Problem to solve: Every record below should be printed exactly as it appears.

Saved data entries:
####

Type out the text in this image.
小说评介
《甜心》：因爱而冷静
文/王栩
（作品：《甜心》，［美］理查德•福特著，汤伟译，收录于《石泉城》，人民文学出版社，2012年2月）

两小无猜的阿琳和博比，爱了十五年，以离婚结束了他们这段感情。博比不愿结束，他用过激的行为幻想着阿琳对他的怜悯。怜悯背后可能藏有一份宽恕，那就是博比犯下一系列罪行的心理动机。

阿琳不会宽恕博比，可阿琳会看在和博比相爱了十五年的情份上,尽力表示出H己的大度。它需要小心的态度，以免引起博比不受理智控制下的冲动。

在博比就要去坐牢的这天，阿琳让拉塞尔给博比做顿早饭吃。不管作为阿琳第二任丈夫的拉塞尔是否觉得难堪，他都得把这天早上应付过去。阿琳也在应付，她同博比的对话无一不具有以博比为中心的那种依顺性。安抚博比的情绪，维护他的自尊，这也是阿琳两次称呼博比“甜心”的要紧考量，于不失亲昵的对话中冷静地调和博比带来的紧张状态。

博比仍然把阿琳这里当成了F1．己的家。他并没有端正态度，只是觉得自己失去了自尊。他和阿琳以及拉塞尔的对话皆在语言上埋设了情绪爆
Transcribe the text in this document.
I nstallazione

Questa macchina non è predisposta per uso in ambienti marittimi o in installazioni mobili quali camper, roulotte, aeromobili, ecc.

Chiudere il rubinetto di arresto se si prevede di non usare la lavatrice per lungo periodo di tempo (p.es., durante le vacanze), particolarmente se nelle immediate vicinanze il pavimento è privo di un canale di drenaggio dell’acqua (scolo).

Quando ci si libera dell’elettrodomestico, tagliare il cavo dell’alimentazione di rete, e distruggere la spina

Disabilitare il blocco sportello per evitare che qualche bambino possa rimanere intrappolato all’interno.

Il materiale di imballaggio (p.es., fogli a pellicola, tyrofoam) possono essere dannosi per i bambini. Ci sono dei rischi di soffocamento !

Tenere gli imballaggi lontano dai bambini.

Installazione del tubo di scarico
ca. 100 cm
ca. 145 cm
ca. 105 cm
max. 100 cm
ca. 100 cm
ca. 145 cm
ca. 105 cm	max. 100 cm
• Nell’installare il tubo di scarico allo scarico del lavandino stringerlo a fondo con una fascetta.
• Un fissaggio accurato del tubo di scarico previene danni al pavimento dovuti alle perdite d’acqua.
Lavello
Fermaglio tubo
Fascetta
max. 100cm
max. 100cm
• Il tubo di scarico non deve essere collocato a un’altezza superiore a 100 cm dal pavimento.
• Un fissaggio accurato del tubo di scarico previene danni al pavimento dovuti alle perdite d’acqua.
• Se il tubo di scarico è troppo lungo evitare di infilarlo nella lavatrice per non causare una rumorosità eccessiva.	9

####

Result below:
Type out the text in this image.
小说评介
《甜心》：因爱而冷静
文/王栩
（作品：《甜心》，［美］理查德•福特著，汤伟译，收录于《石泉城》，人民文学出版社，2012年2月）

两小无猜的阿琳和博比，爱了十五年，以离婚结束了他们这段感情。博比不愿结束，他用过激的行为幻想着阿琳对他的怜悯。怜悯背后可能藏有一份宽恕，那就是博比犯下一系列罪行的心理动机。

阿琳不会宽恕博比，可阿琳会看在和博比相爱了十五年的情份上,尽力表示出H己的大度。它需要小心的态度，以免引起博比不受理智控制下的冲动。

在博比就要去坐牢的这天，阿琳让拉塞尔给博比做顿早饭吃。不管作为阿琳第二任丈夫的拉塞尔是否觉得难堪，他都得把这天早上应付过去。阿琳也在应付，她同博比的对话无一不具有以博比为中心的那种依顺性。安抚博比的情绪，维护他的自尊，这也是阿琳两次称呼博比“甜心”的要紧考量，于不失亲昵的对话中冷静地调和博比带来的紧张状态。

博比仍然把阿琳这里当成了F1．己的家。他并没有端正态度，只是觉得自己失去了自尊。他和阿琳以及拉塞尔的对话皆在语言上埋设了情绪爆
Transcribe the text in this document.
I nstallazione

Questa macchina non è predisposta per uso in ambienti marittimi o in installazioni mobili quali camper, roulotte, aeromobili, ecc.

Chiudere il rubinetto di arresto se si prevede di non usare la lavatrice per lungo periodo di tempo (p.es., durante le vacanze), particolarmente se nelle immediate vicinanze il pavimento è privo di un canale di drenaggio dell’acqua (scolo).

Quando ci si libera dell’elettrodomestico, tagliare il cavo dell’alimentazione di rete, e distruggere la spina

Disabilitare il blocco sportello per evitare che qualche bambino possa rimanere intrappolato all’interno.

Il materiale di imballaggio (p.es., fogli a pellicola, tyrofoam) possono essere dannosi per i bambini. Ci sono dei rischi di soffocamento !

Tenere gli imballaggi lontano dai bambini.

Installazione del tubo di scarico
ca. 100 cm
ca. 145 cm
ca. 105 cm
max. 100 cm
ca. 100 cm
ca. 145 cm
ca. 105 cm	max. 100 cm
• Nell’installare il tubo di scarico allo scarico del lavandino stringerlo a fondo con una fascetta.
• Un fissaggio accurato del tubo di scarico previene danni al pavimento dovuti alle perdite d’acqua.
Lavello
Fermaglio tubo
Fascetta
max. 100cm
max. 100cm
• Il tubo di scarico non deve essere collocato a un’altezza superiore a 100 cm dal pavimento.
• Un fissaggio accurato del tubo di scarico previene danni al pavimento dovuti alle perdite d’acqua.
• Se il tubo di scarico è troppo lungo evitare di infilarlo nella lavatrice per non causare una rumorosità eccessiva.	9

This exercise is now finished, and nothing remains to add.